_REQUIREMENTS_
Return all the entries exactly, keeping pictures out.

_DATA TO USE_

•••••

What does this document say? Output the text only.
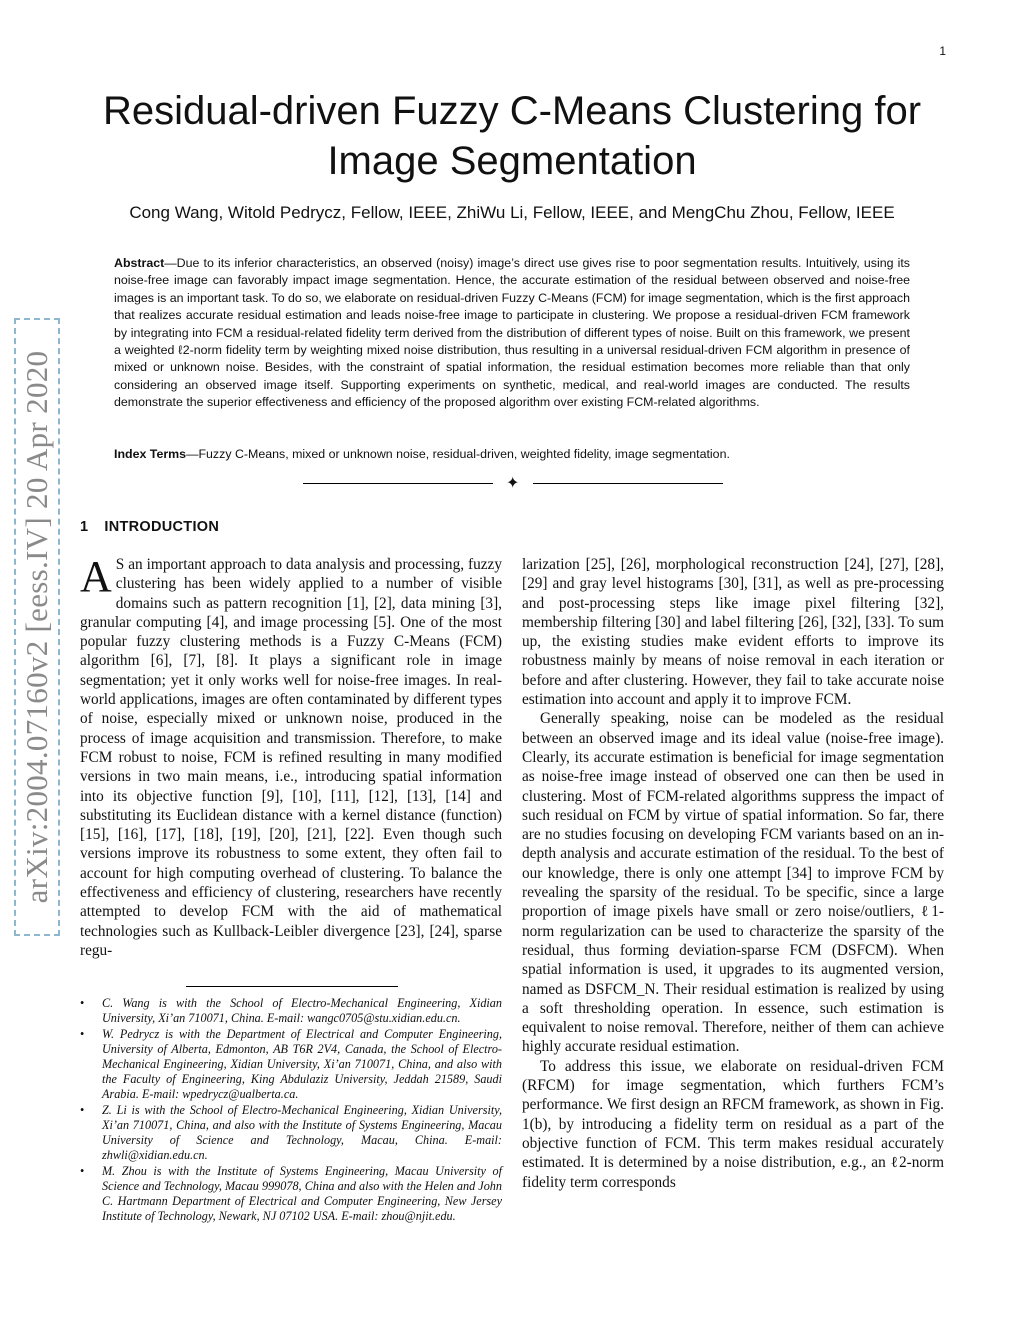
1
arXiv:2004.07160v2 [eess.IV] 20 Apr 2020
Residual-driven Fuzzy C-Means Clustering for Image Segmentation
Cong Wang, Witold Pedrycz, Fellow, IEEE, ZhiWu Li, Fellow, IEEE, and MengChu Zhou, Fellow, IEEE
Abstract—Due to its inferior characteristics, an observed (noisy) image’s direct use gives rise to poor segmentation results. Intuitively, using its noise-free image can favorably impact image segmentation. Hence, the accurate estimation of the residual between observed and noise-free images is an important task. To do so, we elaborate on residual-driven Fuzzy C-Means (FCM) for image segmentation, which is the first approach that realizes accurate residual estimation and leads noise-free image to participate in clustering. We propose a residual-driven FCM framework by integrating into FCM a residual-related fidelity term derived from the distribution of different types of noise. Built on this framework, we present a weighted ℓ2-norm fidelity term by weighting mixed noise distribution, thus resulting in a universal residual-driven FCM algorithm in presence of mixed or unknown noise. Besides, with the constraint of spatial information, the residual estimation becomes more reliable than that only considering an observed image itself. Supporting experiments on synthetic, medical, and real-world images are conducted. The results demonstrate the superior effectiveness and efficiency of the proposed algorithm over existing FCM-related algorithms.
Index Terms—Fuzzy C-Means, mixed or unknown noise, residual-driven, weighted fidelity, image segmentation.
✦
1 INTRODUCTION

A S an important approach to data analysis and processing, fuzzy clustering has been widely applied to a number of visible domains such as pattern recognition [1], [2], data mining [3], granular computing [4], and image processing [5]. One of the most popular fuzzy clustering methods is a Fuzzy C-Means (FCM) algorithm [6], [7], [8]. It plays a significant role in image segmentation; yet it only works well for noise-free images. In real-world applications, images are often contaminated by different types of noise, especially mixed or unknown noise, produced in the process of image acquisition and transmission. Therefore, to make FCM robust to noise, FCM is refined resulting in many modified versions in two main means, i.e., introducing spatial information into its objective function [9], [10], [11], [12], [13], [14] and substituting its Euclidean distance with a kernel distance (function) [15], [16], [17], [18], [19], [20], [21], [22]. Even though such versions improve its robustness to some extent, they often fail to account for high computing overhead of clustering. To balance the effectiveness and efficiency of clustering, researchers have recently attempted to develop FCM with the aid of mathematical technologies such as Kullback-Leibler divergence [23], [24], sparse regu-

• C. Wang is with the School of Electro-Mechanical Engineering, Xidian University, Xi’an 710071, China. E-mail: wangc0705@stu.xidian.edu.cn.
• W. Pedrycz is with the Department of Electrical and Computer Engineering, University of Alberta, Edmonton, AB T6R 2V4, Canada, the School of Electro-Mechanical Engineering, Xidian University, Xi’an 710071, China, and also with the Faculty of Engineering, King Abdulaziz University, Jeddah 21589, Saudi Arabia. E-mail: wpedrycz@ualberta.ca.
• Z. Li is with the School of Electro-Mechanical Engineering, Xidian University, Xi’an 710071, China, and also with the Institute of Systems Engineering, Macau University of Science and Technology, Macau, China. E-mail: zhwli@xidian.edu.cn.
• M. Zhou is with the Institute of Systems Engineering, Macau University of Science and Technology, Macau 999078, China and also with the Helen and John C. Hartmann Department of Electrical and Computer Engineering, New Jersey Institute of Technology, Newark, NJ 07102 USA. E-mail: zhou@njit.edu.

larization [25], [26], morphological reconstruction [24], [27], [28], [29] and gray level histograms [30], [31], as well as pre-processing and post-processing steps like image pixel filtering [32], membership filtering [30] and label filtering [26], [32], [33]. To sum up, the existing studies make evident efforts to improve its robustness mainly by means of noise removal in each iteration or before and after clustering. However, they fail to take accurate noise estimation into account and apply it to improve FCM.

Generally speaking, noise can be modeled as the residual between an observed image and its ideal value (noise-free image). Clearly, its accurate estimation is beneficial for image segmentation as noise-free image instead of observed one can then be used in clustering. Most of FCM-related algorithms suppress the impact of such residual on FCM by virtue of spatial information. So far, there are no studies focusing on developing FCM variants based on an in-depth analysis and accurate estimation of the residual. To the best of our knowledge, there is only one attempt [34] to improve FCM by revealing the sparsity of the residual. To be specific, since a large proportion of image pixels have small or zero noise/outliers, ℓ1-norm regularization can be used to characterize the sparsity of the residual, thus forming deviation-sparse FCM (DSFCM). When spatial information is used, it upgrades to its augmented version, named as DSFCM_N. Their residual estimation is realized by using a soft thresholding operation. In essence, such estimation is equivalent to noise removal. Therefore, neither of them can achieve highly accurate residual estimation.

To address this issue, we elaborate on residual-driven FCM (RFCM) for image segmentation, which furthers FCM’s performance. We first design an RFCM framework, as shown in Fig. 1(b), by introducing a fidelity term on residual as a part of the objective function of FCM. This term makes residual accurately estimated. It is determined by a noise distribution, e.g., an ℓ2-norm fidelity term corresponds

•••••

_RESULT OF THIS EXERCISE_
What does this document say? Output the text only.
1
arXiv:2004.07160v2 [eess.IV] 20 Apr 2020
Residual-driven Fuzzy C-Means Clustering for Image Segmentation
Cong Wang, Witold Pedrycz, Fellow, IEEE, ZhiWu Li, Fellow, IEEE, and MengChu Zhou, Fellow, IEEE
Abstract—Due to its inferior characteristics, an observed (noisy) image’s direct use gives rise to poor segmentation results. Intuitively, using its noise-free image can favorably impact image segmentation. Hence, the accurate estimation of the residual between observed and noise-free images is an important task. To do so, we elaborate on residual-driven Fuzzy C-Means (FCM) for image segmentation, which is the first approach that realizes accurate residual estimation and leads noise-free image to participate in clustering. We propose a residual-driven FCM framework by integrating into FCM a residual-related fidelity term derived from the distribution of different types of noise. Built on this framework, we present a weighted ℓ2-norm fidelity term by weighting mixed noise distribution, thus resulting in a universal residual-driven FCM algorithm in presence of mixed or unknown noise. Besides, with the constraint of spatial information, the residual estimation becomes more reliable than that only considering an observed image itself. Supporting experiments on synthetic, medical, and real-world images are conducted. The results demonstrate the superior effectiveness and efficiency of the proposed algorithm over existing FCM-related algorithms.
Index Terms—Fuzzy C-Means, mixed or unknown noise, residual-driven, weighted fidelity, image segmentation.
✦
1 INTRODUCTION

A S an important approach to data analysis and processing, fuzzy clustering has been widely applied to a number of visible domains such as pattern recognition [1], [2], data mining [3], granular computing [4], and image processing [5]. One of the most popular fuzzy clustering methods is a Fuzzy C-Means (FCM) algorithm [6], [7], [8]. It plays a significant role in image segmentation; yet it only works well for noise-free images. In real-world applications, images are often contaminated by different types of noise, especially mixed or unknown noise, produced in the process of image acquisition and transmission. Therefore, to make FCM robust to noise, FCM is refined resulting in many modified versions in two main means, i.e., introducing spatial information into its objective function [9], [10], [11], [12], [13], [14] and substituting its Euclidean distance with a kernel distance (function) [15], [16], [17], [18], [19], [20], [21], [22]. Even though such versions improve its robustness to some extent, they often fail to account for high computing overhead of clustering. To balance the effectiveness and efficiency of clustering, researchers have recently attempted to develop FCM with the aid of mathematical technologies such as Kullback-Leibler divergence [23], [24], sparse regu-

• C. Wang is with the School of Electro-Mechanical Engineering, Xidian University, Xi’an 710071, China. E-mail: wangc0705@stu.xidian.edu.cn.
• W. Pedrycz is with the Department of Electrical and Computer Engineering, University of Alberta, Edmonton, AB T6R 2V4, Canada, the School of Electro-Mechanical Engineering, Xidian University, Xi’an 710071, China, and also with the Faculty of Engineering, King Abdulaziz University, Jeddah 21589, Saudi Arabia. E-mail: wpedrycz@ualberta.ca.
• Z. Li is with the School of Electro-Mechanical Engineering, Xidian University, Xi’an 710071, China, and also with the Institute of Systems Engineering, Macau University of Science and Technology, Macau, China. E-mail: zhwli@xidian.edu.cn.
• M. Zhou is with the Institute of Systems Engineering, Macau University of Science and Technology, Macau 999078, China and also with the Helen and John C. Hartmann Department of Electrical and Computer Engineering, New Jersey Institute of Technology, Newark, NJ 07102 USA. E-mail: zhou@njit.edu.

larization [25], [26], morphological reconstruction [24], [27], [28], [29] and gray level histograms [30], [31], as well as pre-processing and post-processing steps like image pixel filtering [32], membership filtering [30] and label filtering [26], [32], [33]. To sum up, the existing studies make evident efforts to improve its robustness mainly by means of noise removal in each iteration or before and after clustering. However, they fail to take accurate noise estimation into account and apply it to improve FCM.

Generally speaking, noise can be modeled as the residual between an observed image and its ideal value (noise-free image). Clearly, its accurate estimation is beneficial for image segmentation as noise-free image instead of observed one can then be used in clustering. Most of FCM-related algorithms suppress the impact of such residual on FCM by virtue of spatial information. So far, there are no studies focusing on developing FCM variants based on an in-depth analysis and accurate estimation of the residual. To the best of our knowledge, there is only one attempt [34] to improve FCM by revealing the sparsity of the residual. To be specific, since a large proportion of image pixels have small or zero noise/outliers, ℓ1-norm regularization can be used to characterize the sparsity of the residual, thus forming deviation-sparse FCM (DSFCM). When spatial information is used, it upgrades to its augmented version, named as DSFCM_N. Their residual estimation is realized by using a soft thresholding operation. In essence, such estimation is equivalent to noise removal. Therefore, neither of them can achieve highly accurate residual estimation.

To address this issue, we elaborate on residual-driven FCM (RFCM) for image segmentation, which furthers FCM’s performance. We first design an RFCM framework, as shown in Fig. 1(b), by introducing a fidelity term on residual as a part of the objective function of FCM. This term makes residual accurately estimated. It is determined by a noise distribution, e.g., an ℓ2-norm fidelity term corresponds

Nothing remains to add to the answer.